__What you will do__
Go over the listing below line by line and tally those containing "JSON". Give only the tally.

__Input data__
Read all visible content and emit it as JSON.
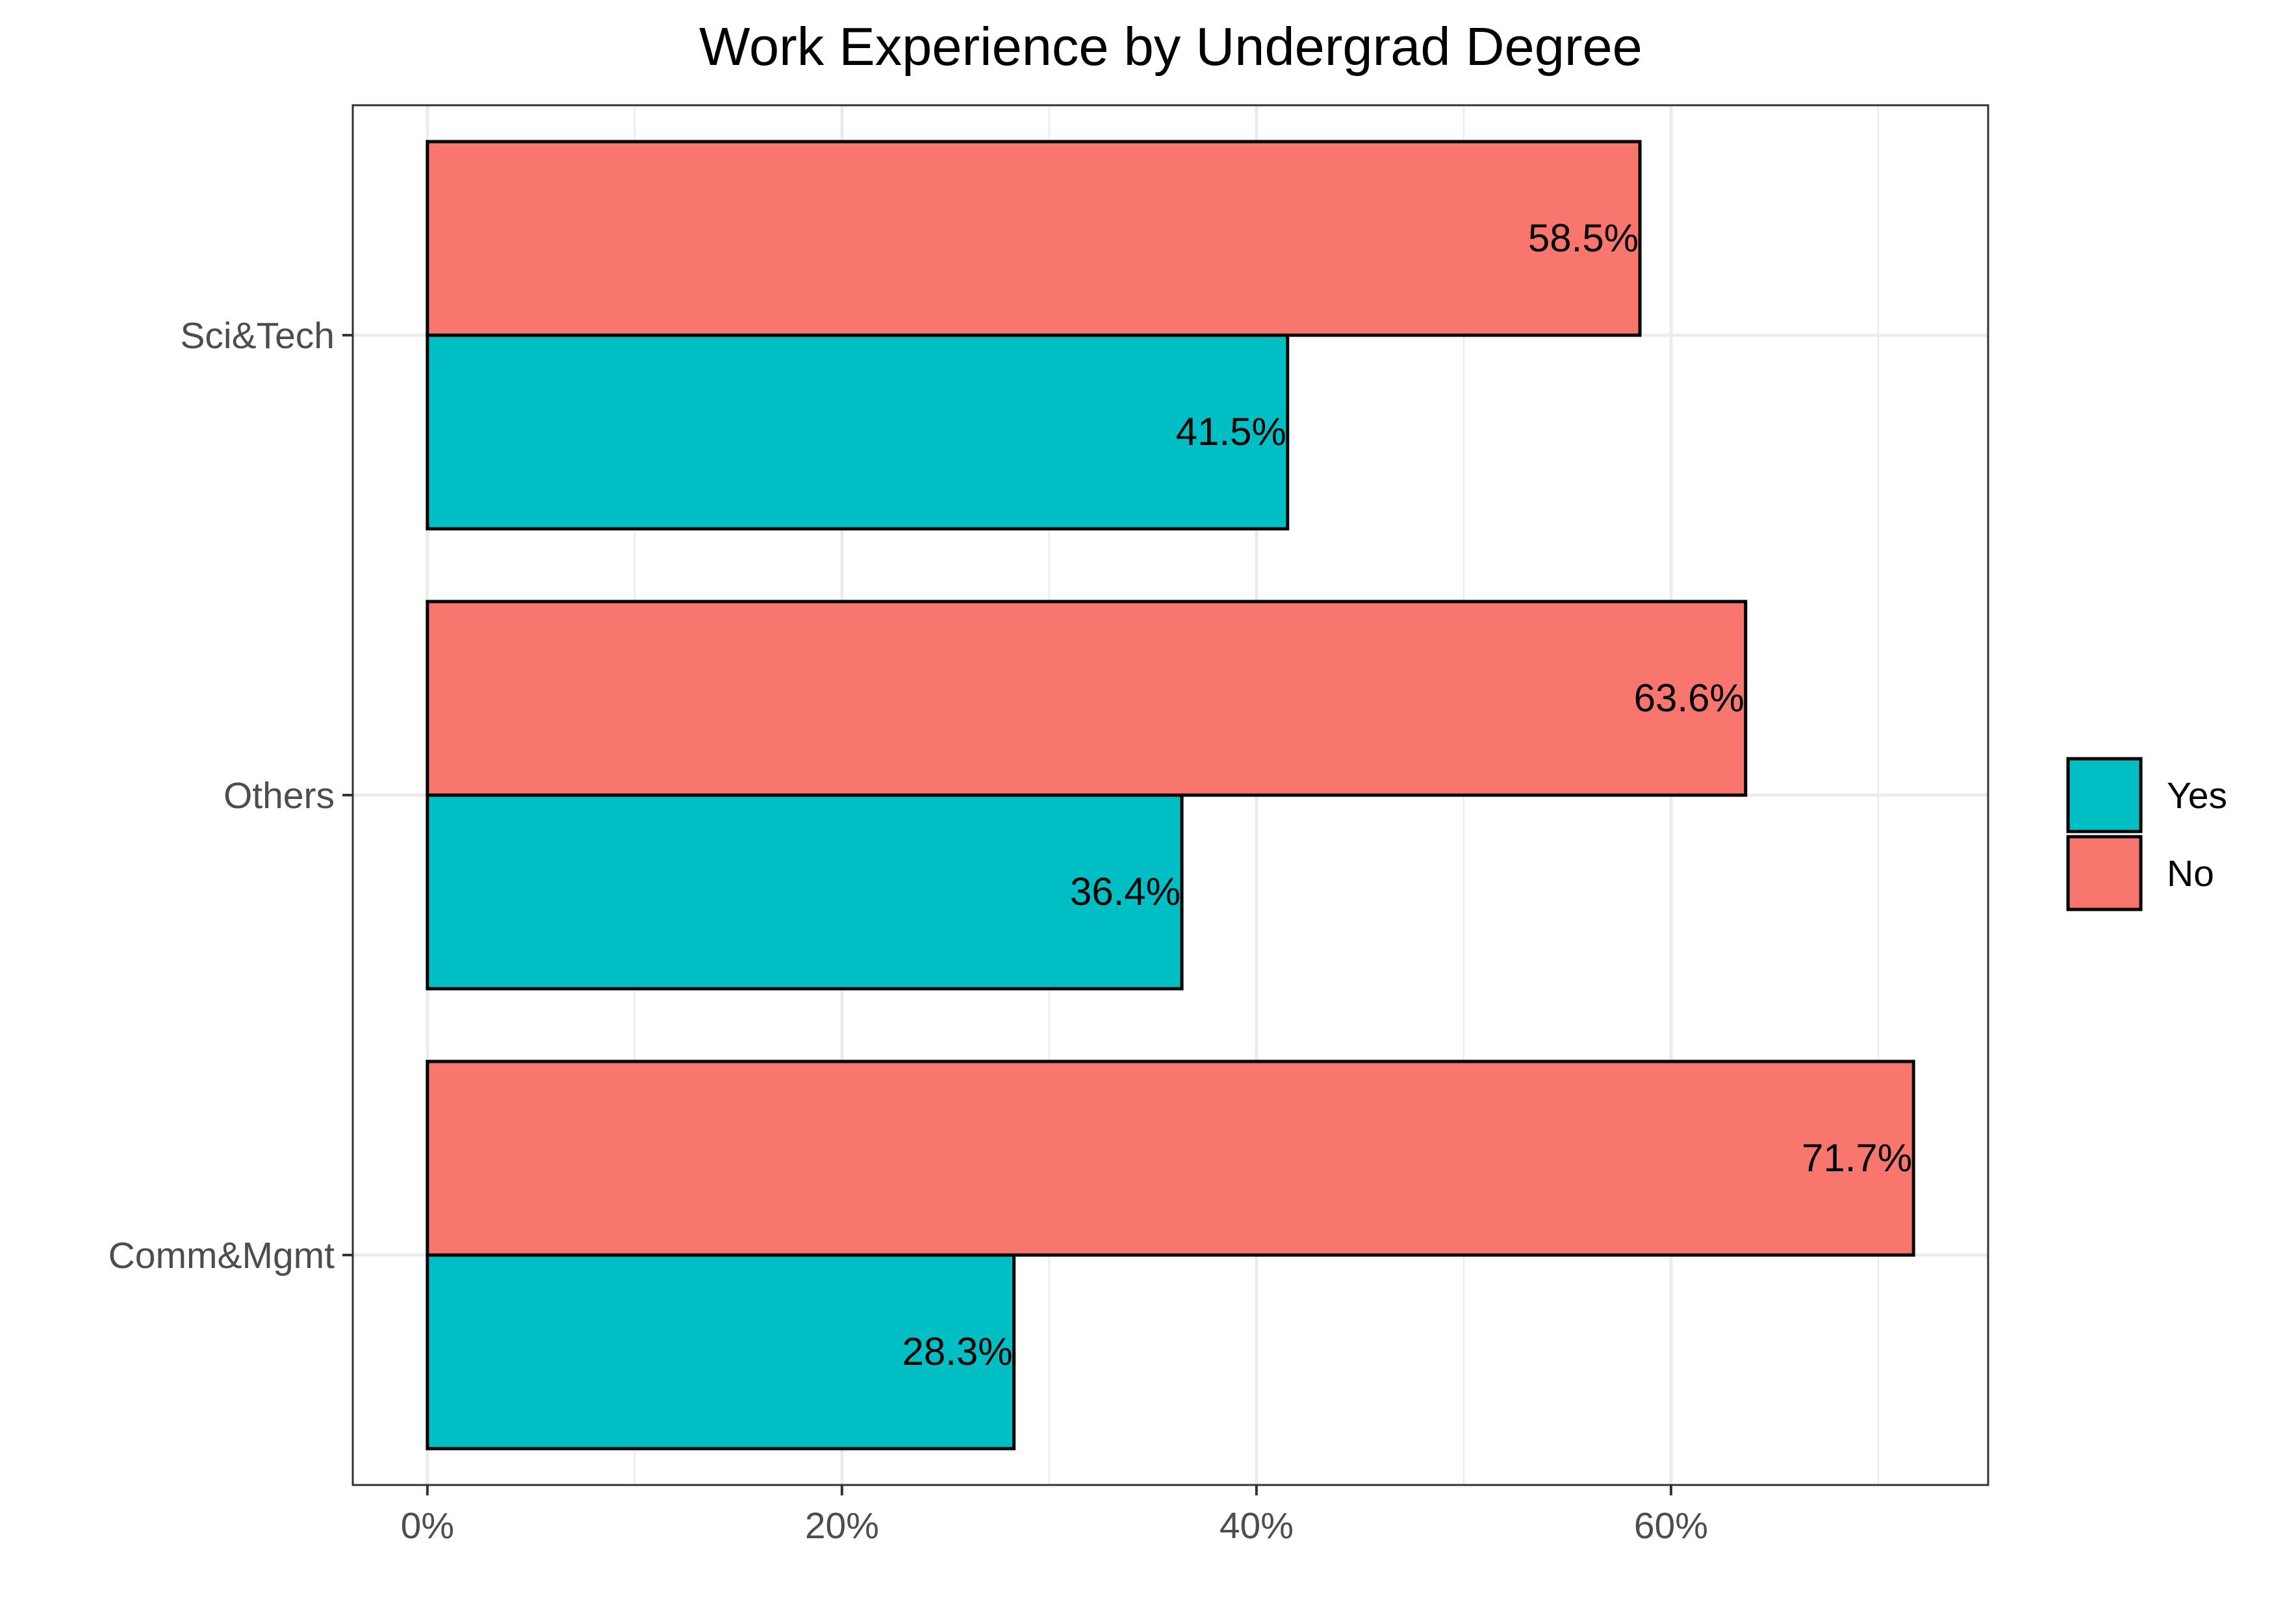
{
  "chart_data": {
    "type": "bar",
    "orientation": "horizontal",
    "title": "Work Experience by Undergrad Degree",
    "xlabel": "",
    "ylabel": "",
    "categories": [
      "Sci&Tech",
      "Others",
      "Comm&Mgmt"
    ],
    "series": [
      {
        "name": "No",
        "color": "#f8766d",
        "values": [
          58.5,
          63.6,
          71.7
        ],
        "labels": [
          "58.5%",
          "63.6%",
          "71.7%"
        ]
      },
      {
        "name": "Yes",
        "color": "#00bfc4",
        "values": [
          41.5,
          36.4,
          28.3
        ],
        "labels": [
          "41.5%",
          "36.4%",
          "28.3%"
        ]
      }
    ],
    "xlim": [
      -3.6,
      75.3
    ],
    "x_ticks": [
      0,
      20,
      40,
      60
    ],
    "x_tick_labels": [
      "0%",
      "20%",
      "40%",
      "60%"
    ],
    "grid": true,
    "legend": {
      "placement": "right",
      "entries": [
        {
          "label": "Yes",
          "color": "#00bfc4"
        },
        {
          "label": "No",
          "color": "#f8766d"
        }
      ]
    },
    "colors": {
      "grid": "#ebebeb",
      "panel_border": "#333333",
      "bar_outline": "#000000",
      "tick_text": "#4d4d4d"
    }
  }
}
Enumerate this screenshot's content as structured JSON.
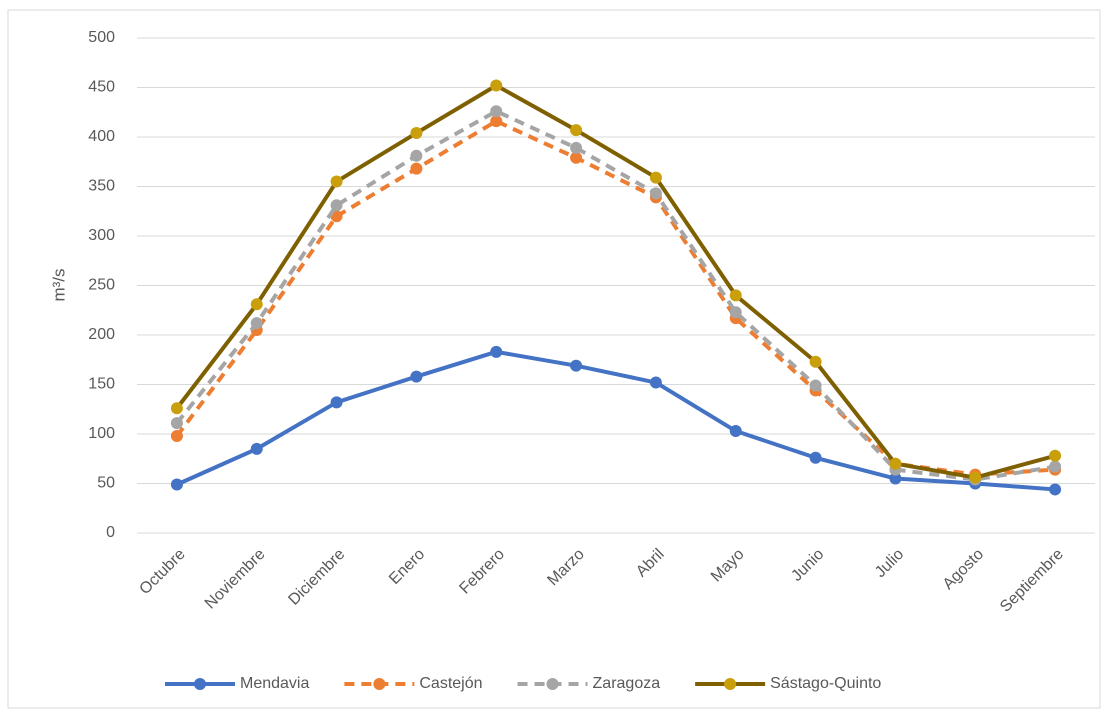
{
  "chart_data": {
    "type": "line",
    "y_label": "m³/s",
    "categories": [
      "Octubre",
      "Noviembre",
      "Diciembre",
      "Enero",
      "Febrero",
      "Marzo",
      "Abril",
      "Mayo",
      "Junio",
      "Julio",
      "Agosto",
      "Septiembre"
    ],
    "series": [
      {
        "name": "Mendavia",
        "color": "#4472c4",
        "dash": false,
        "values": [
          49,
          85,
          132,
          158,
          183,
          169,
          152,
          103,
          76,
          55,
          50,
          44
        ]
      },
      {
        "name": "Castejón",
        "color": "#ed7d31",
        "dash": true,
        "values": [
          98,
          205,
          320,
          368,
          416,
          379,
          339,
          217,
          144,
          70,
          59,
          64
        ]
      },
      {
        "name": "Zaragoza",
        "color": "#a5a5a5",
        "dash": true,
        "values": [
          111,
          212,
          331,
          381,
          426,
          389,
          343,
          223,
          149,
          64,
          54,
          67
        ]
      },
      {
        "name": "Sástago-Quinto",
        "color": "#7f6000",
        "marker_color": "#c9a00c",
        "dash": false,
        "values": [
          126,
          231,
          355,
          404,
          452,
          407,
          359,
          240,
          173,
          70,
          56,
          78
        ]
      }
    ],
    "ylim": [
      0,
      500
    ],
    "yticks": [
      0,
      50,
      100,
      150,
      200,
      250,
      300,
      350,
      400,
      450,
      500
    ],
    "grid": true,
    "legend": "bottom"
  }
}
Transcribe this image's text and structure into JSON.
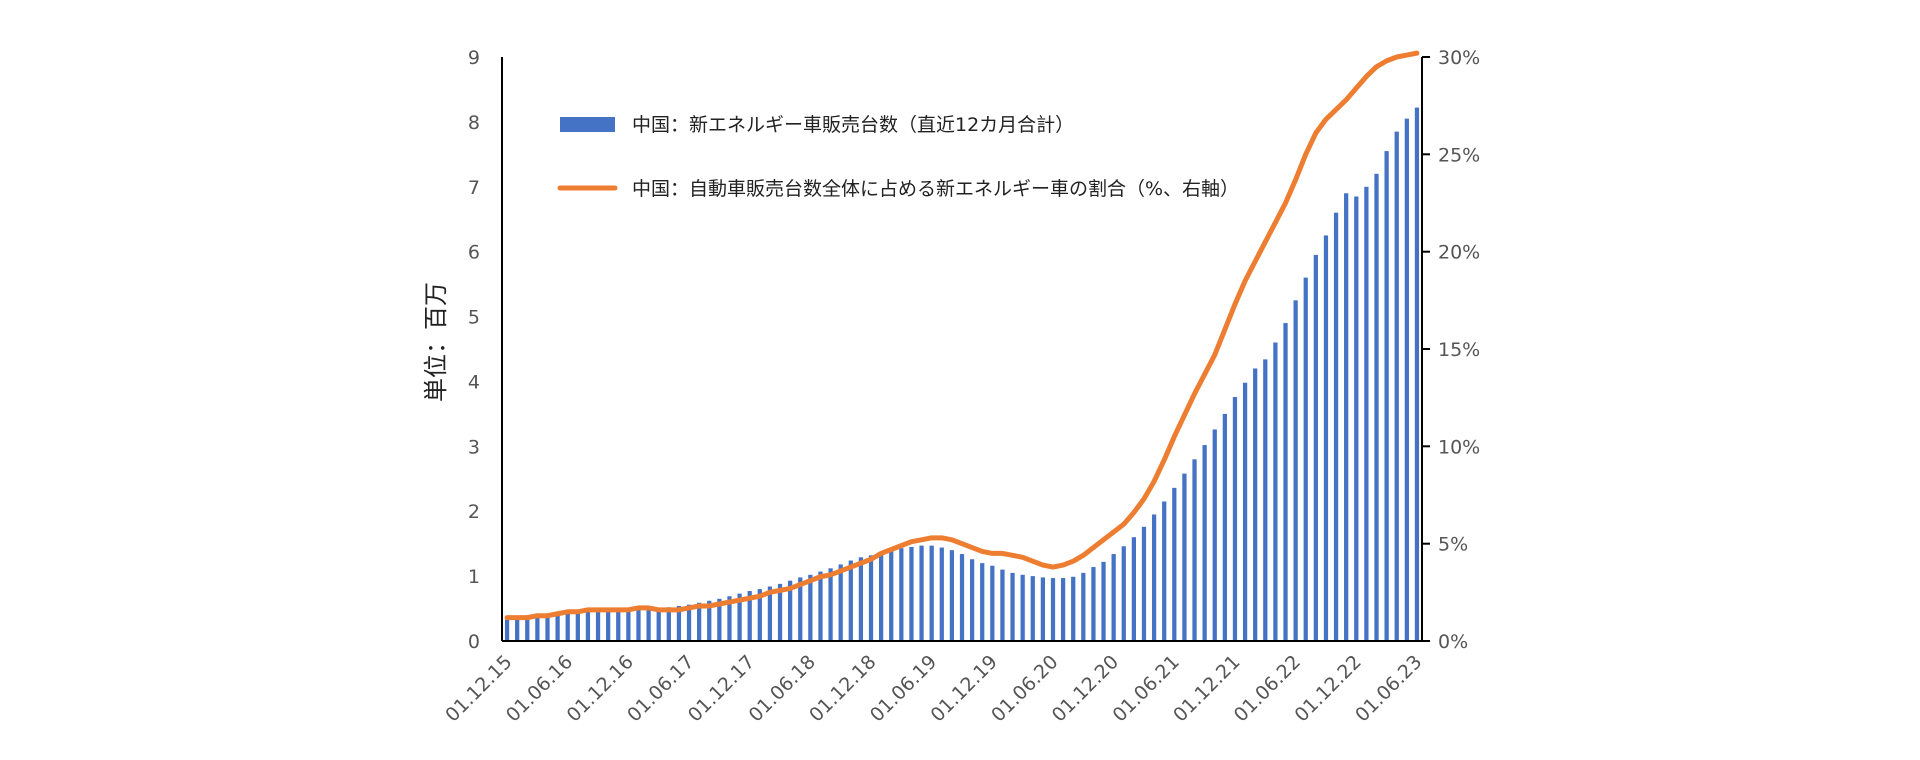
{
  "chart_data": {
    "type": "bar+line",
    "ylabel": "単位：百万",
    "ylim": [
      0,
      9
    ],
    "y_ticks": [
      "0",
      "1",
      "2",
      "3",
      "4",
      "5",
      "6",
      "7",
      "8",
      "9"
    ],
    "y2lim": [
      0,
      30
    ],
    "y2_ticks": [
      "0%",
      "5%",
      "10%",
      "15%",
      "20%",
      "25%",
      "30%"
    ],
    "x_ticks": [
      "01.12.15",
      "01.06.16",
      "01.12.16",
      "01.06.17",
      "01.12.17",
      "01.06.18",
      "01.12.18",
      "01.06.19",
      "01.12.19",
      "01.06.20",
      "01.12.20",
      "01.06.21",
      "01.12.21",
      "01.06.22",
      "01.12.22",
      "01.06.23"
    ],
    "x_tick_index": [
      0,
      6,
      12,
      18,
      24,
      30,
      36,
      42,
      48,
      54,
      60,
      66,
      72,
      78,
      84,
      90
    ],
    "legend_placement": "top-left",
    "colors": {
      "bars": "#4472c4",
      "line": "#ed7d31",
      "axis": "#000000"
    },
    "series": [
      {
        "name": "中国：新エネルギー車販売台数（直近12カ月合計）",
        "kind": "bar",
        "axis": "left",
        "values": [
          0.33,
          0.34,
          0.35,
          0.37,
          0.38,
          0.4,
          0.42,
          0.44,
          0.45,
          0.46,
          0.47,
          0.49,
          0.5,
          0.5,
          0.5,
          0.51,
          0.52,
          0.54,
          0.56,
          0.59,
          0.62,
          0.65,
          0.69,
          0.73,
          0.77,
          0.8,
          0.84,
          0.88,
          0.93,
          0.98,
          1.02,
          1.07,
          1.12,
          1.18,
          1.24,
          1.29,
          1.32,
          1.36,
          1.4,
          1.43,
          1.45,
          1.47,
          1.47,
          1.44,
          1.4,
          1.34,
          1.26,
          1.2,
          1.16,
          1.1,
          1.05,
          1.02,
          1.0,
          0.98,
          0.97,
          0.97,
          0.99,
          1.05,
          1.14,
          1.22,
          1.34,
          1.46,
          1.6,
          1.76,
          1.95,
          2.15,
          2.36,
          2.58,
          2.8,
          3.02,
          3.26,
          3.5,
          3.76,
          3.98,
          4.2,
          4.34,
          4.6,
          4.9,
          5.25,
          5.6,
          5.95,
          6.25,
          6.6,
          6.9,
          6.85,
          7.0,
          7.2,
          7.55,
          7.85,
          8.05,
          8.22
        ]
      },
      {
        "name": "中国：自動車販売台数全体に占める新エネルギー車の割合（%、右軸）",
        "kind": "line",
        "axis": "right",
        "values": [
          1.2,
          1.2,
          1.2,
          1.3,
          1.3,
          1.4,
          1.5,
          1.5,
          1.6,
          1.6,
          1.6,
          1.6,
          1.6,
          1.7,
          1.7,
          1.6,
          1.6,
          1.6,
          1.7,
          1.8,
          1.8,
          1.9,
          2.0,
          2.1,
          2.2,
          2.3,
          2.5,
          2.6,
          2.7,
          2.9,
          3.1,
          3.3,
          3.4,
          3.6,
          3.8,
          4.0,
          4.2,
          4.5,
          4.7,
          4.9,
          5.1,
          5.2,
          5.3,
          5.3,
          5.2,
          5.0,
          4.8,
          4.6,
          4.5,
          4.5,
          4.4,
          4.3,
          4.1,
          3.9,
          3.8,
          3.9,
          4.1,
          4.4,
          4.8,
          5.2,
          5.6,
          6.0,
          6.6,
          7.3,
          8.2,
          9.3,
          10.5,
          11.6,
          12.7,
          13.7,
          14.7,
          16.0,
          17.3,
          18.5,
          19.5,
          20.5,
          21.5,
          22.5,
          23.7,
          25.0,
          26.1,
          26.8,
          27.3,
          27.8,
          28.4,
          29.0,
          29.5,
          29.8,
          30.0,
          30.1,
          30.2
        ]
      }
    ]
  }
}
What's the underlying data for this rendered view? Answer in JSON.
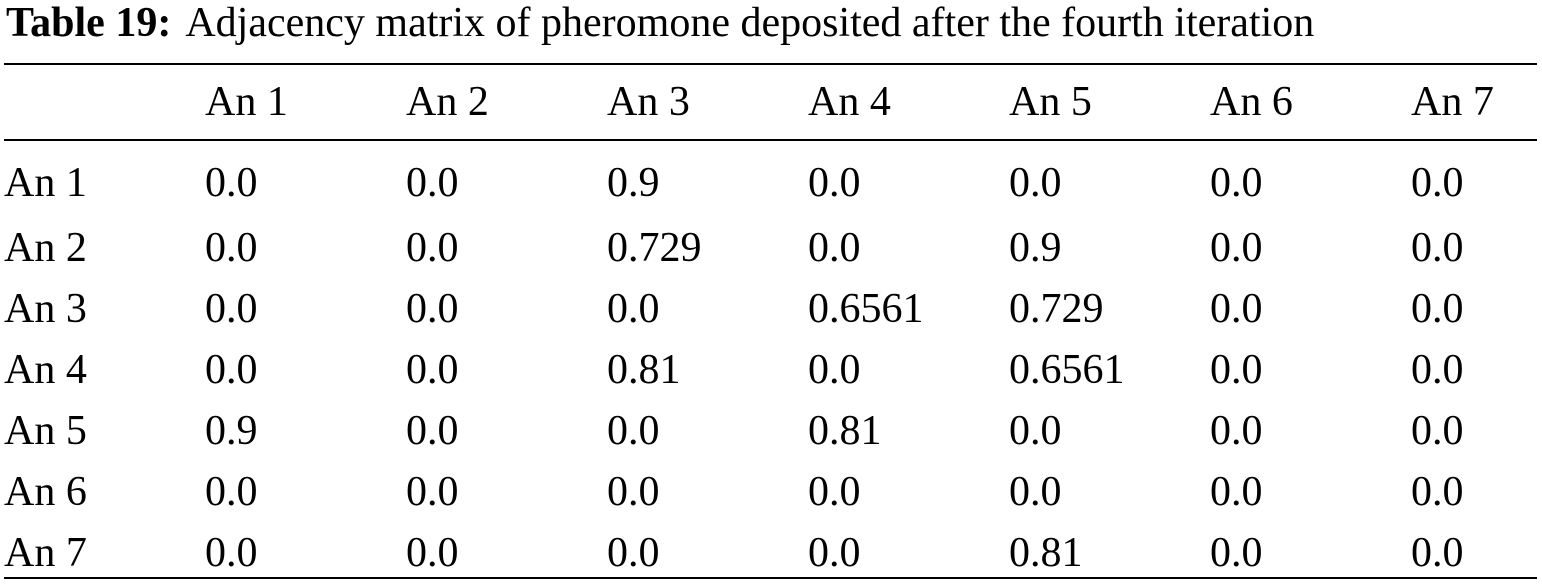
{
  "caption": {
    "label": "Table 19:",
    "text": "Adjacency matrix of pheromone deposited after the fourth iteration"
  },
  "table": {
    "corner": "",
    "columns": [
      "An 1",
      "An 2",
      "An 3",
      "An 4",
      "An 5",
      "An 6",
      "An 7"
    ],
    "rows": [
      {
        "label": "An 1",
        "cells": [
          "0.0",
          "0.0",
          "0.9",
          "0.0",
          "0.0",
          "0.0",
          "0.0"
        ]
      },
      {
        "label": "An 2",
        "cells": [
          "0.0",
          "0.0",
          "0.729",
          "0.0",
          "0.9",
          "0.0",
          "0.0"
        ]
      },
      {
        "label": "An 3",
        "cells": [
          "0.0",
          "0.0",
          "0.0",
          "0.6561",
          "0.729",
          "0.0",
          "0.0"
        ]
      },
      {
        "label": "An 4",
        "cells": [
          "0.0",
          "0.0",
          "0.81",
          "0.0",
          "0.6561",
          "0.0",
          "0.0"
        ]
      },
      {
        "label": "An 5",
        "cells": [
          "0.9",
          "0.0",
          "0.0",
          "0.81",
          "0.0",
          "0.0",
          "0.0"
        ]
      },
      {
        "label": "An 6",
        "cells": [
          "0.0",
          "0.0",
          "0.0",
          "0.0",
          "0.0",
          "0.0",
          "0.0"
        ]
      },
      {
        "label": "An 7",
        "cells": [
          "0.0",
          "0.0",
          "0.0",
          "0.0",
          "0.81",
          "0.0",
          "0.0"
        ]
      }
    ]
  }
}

__Result for this exercise__
4